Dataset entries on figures
[Begin]
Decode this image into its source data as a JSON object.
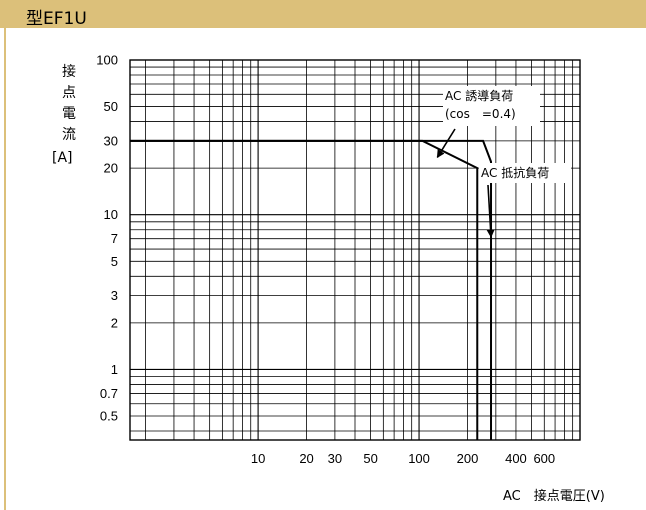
{
  "header": {
    "title": "型EF1U"
  },
  "colors": {
    "title_bar": "#dcc07a",
    "ink": "#000000"
  },
  "chart_data": {
    "type": "line",
    "ylabel": "接点電流",
    "yunit": "[A]",
    "xlabel": "AC　接点電圧(V)",
    "x_scale": "log",
    "y_scale": "log",
    "xlim": [
      1.6,
      1000
    ],
    "ylim": [
      0.35,
      100
    ],
    "grid": true,
    "x_ticks": [
      {
        "value": 10,
        "label": "10"
      },
      {
        "value": 20,
        "label": "20"
      },
      {
        "value": 30,
        "label": "30"
      },
      {
        "value": 50,
        "label": "50"
      },
      {
        "value": 100,
        "label": "100"
      },
      {
        "value": 200,
        "label": "200"
      },
      {
        "value": 400,
        "label": "400"
      },
      {
        "value": 600,
        "label": "600"
      }
    ],
    "y_ticks": [
      {
        "value": 100,
        "label": "100"
      },
      {
        "value": 50,
        "label": "50"
      },
      {
        "value": 30,
        "label": "30"
      },
      {
        "value": 20,
        "label": "20"
      },
      {
        "value": 10,
        "label": "10"
      },
      {
        "value": 7,
        "label": "7"
      },
      {
        "value": 5,
        "label": "5"
      },
      {
        "value": 3,
        "label": "3"
      },
      {
        "value": 2,
        "label": "2"
      },
      {
        "value": 1,
        "label": "1"
      },
      {
        "value": 0.7,
        "label": "0.7"
      },
      {
        "value": 0.5,
        "label": "0.5"
      }
    ],
    "series": [
      {
        "name": "AC 誘導負荷 (cos　=0.4)",
        "points": [
          [
            1.6,
            30
          ],
          [
            105,
            30
          ],
          [
            230,
            20
          ],
          [
            230,
            0.35
          ]
        ]
      },
      {
        "name": "AC 抵抗負荷",
        "points": [
          [
            1.6,
            30
          ],
          [
            250,
            30
          ],
          [
            280,
            22
          ],
          [
            280,
            0.35
          ]
        ]
      }
    ],
    "annotations": [
      {
        "lines": [
          "AC 誘導負荷",
          "(cos　=0.4)"
        ],
        "arrow_to": [
          130,
          23.5
        ]
      },
      {
        "lines": [
          "AC 抵抗負荷"
        ],
        "arrow_to": [
          280,
          7.2
        ]
      }
    ]
  }
}
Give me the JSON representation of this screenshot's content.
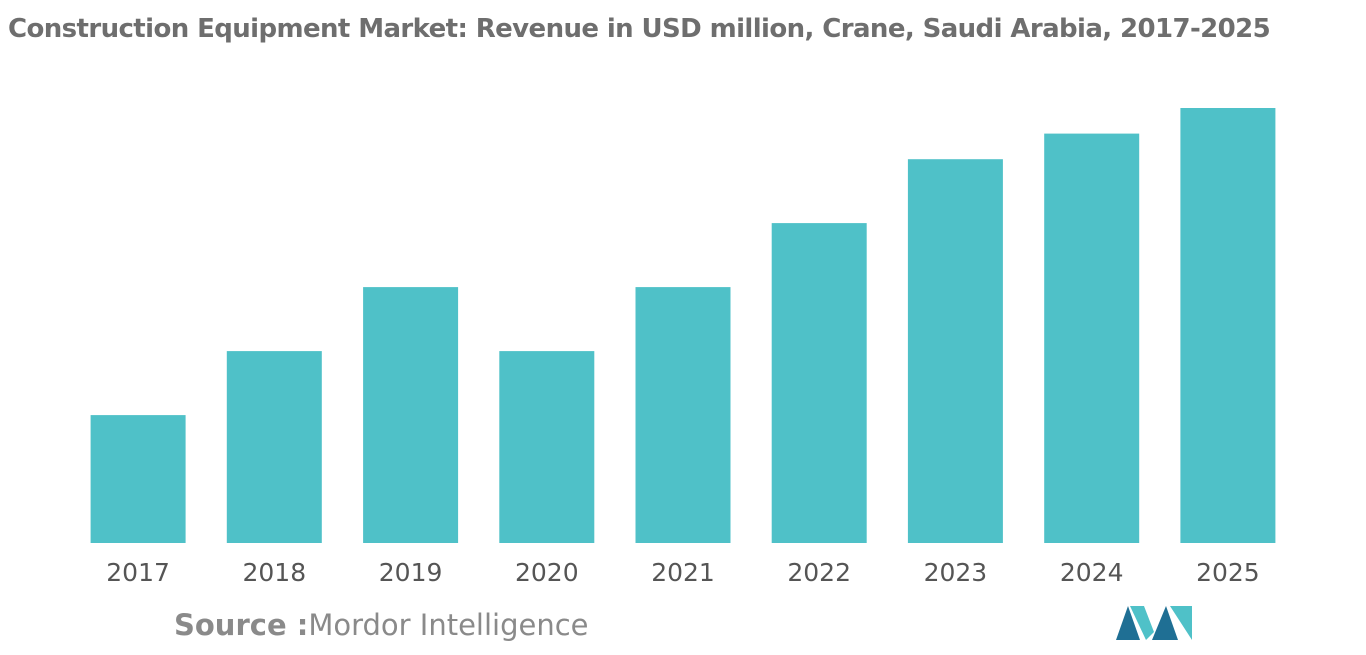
[End]
» **BRIEF**
Check each line above for the word "JSON" and copy the ones that have it.

» **WRITTEN RESPONSE**
Decode this image into its source data as a JSON object.
Give me the JSON representation of this screenshot's content.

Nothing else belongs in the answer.